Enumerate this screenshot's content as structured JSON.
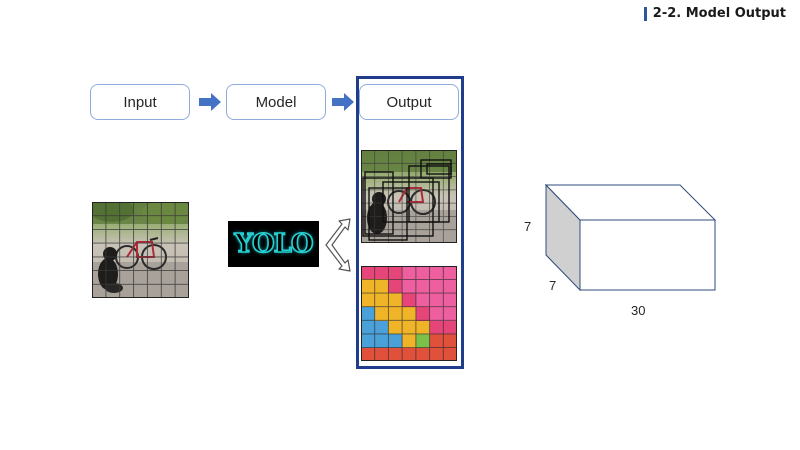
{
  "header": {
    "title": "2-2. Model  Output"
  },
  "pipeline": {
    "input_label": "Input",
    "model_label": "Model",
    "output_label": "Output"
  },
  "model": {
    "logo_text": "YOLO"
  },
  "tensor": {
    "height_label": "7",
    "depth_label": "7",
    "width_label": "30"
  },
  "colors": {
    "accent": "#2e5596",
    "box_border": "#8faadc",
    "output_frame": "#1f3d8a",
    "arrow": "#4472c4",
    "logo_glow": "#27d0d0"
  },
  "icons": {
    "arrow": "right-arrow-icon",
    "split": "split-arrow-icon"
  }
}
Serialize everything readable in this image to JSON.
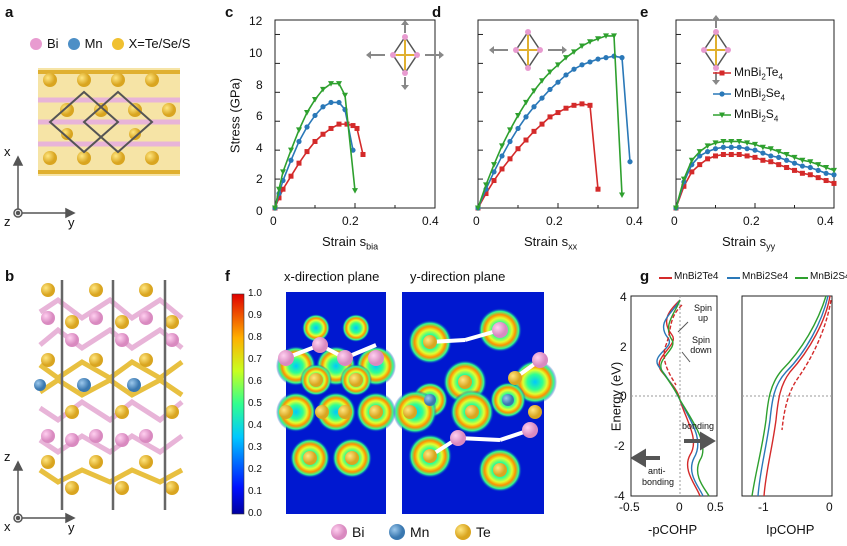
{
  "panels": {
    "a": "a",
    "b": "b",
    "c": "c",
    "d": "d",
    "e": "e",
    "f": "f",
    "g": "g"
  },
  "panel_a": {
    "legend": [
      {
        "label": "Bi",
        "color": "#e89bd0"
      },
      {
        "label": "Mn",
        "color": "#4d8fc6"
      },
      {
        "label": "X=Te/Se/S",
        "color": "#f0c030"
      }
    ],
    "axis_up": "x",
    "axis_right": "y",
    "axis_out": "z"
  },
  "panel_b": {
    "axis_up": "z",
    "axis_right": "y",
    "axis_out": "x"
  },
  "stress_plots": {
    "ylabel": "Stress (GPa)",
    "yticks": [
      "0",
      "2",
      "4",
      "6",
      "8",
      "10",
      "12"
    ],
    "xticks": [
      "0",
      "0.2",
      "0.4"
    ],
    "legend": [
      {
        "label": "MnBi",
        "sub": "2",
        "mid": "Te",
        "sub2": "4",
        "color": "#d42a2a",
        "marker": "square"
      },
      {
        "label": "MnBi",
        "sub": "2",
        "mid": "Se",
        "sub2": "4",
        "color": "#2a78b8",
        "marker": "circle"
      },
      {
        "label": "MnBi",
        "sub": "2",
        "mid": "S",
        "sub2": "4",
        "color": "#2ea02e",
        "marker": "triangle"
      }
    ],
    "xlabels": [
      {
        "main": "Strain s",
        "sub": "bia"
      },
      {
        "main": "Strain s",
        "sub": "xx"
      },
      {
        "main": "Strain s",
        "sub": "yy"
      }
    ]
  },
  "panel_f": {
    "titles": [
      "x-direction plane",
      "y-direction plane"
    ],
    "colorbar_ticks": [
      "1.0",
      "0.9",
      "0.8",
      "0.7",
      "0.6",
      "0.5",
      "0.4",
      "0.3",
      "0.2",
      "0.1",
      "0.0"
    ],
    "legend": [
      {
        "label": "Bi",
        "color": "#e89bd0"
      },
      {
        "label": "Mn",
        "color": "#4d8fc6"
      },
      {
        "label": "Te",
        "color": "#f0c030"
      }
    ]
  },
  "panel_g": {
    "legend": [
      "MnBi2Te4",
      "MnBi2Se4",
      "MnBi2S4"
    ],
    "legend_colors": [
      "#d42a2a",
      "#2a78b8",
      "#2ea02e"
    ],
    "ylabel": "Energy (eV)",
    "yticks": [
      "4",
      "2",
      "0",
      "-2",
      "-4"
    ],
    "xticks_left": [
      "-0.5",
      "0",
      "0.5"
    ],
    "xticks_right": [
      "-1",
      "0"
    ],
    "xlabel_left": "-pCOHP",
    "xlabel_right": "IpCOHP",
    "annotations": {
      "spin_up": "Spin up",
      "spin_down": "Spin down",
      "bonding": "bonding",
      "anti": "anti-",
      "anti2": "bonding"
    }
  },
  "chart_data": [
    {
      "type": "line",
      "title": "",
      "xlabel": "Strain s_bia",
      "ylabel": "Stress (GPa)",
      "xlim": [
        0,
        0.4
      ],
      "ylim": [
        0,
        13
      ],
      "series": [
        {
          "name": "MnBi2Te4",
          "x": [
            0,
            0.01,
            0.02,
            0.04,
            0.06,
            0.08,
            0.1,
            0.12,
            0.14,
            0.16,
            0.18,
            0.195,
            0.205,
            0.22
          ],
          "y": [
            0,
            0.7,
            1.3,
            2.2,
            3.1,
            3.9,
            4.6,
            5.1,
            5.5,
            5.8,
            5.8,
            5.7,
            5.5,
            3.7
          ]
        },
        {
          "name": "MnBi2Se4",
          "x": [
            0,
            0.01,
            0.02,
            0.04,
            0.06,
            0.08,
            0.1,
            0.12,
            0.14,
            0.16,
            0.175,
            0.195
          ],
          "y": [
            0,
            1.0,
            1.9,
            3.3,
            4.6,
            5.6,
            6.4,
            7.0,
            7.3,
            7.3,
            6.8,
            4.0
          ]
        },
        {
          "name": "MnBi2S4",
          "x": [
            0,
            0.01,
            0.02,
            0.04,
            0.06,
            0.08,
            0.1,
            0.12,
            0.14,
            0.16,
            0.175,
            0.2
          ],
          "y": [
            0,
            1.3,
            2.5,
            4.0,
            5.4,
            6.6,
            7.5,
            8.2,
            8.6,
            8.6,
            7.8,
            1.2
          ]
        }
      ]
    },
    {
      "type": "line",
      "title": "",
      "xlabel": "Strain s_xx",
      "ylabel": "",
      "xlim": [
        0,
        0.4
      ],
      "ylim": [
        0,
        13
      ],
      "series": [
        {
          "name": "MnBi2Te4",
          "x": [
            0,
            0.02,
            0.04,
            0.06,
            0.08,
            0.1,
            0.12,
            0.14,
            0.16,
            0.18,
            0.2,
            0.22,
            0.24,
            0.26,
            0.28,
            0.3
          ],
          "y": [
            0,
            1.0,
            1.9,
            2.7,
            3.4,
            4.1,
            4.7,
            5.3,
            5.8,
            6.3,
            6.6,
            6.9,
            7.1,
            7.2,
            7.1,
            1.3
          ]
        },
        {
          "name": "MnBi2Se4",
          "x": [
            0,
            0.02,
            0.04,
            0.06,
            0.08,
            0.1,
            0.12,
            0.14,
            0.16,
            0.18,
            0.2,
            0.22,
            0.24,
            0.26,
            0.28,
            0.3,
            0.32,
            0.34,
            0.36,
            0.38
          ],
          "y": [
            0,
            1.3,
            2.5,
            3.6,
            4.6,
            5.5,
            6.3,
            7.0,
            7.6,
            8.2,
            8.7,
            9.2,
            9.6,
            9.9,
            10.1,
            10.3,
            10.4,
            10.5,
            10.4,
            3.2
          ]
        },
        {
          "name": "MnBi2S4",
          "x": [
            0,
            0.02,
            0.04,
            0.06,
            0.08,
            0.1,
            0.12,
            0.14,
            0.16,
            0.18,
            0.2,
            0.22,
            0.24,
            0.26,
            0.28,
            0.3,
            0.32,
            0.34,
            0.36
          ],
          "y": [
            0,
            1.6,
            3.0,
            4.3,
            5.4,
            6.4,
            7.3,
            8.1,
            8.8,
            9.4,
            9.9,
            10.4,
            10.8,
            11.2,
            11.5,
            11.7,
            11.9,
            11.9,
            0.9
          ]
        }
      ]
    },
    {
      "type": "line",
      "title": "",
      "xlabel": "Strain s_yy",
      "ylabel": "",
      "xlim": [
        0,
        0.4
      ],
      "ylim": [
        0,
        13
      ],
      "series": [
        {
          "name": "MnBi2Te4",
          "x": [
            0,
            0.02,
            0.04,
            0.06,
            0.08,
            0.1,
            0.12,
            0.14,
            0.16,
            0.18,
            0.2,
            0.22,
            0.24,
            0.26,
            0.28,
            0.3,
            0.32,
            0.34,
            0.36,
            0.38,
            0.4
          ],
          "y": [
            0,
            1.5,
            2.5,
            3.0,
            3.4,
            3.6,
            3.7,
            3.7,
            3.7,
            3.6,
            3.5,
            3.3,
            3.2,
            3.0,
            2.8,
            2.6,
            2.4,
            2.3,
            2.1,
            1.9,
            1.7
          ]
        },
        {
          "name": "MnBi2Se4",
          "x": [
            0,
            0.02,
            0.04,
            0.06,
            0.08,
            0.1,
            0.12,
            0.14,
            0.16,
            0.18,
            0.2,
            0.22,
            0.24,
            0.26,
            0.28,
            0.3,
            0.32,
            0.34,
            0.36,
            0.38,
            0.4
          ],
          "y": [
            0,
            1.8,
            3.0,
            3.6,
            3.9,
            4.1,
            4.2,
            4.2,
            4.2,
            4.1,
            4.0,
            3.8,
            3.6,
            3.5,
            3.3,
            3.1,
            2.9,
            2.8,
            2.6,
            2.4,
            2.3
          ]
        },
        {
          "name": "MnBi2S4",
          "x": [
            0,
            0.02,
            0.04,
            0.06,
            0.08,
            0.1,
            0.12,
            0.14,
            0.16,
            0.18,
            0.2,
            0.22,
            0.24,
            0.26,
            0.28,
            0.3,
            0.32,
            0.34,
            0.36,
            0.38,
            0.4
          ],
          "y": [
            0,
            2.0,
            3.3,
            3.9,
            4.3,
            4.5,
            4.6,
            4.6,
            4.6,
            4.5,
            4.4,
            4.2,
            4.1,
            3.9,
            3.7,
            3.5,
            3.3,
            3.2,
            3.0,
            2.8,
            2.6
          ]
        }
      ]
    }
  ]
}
-- -- --
Given instruction -
Pick each line holding the word "ylabel" out of the listing.

Solution to the problem -
    "ylabel": "Stress (GPa)",
    "ylabel": "Energy (eV)",
      "ylabel": "Stress (GPa)",
      "ylabel": "",
      "ylabel": "",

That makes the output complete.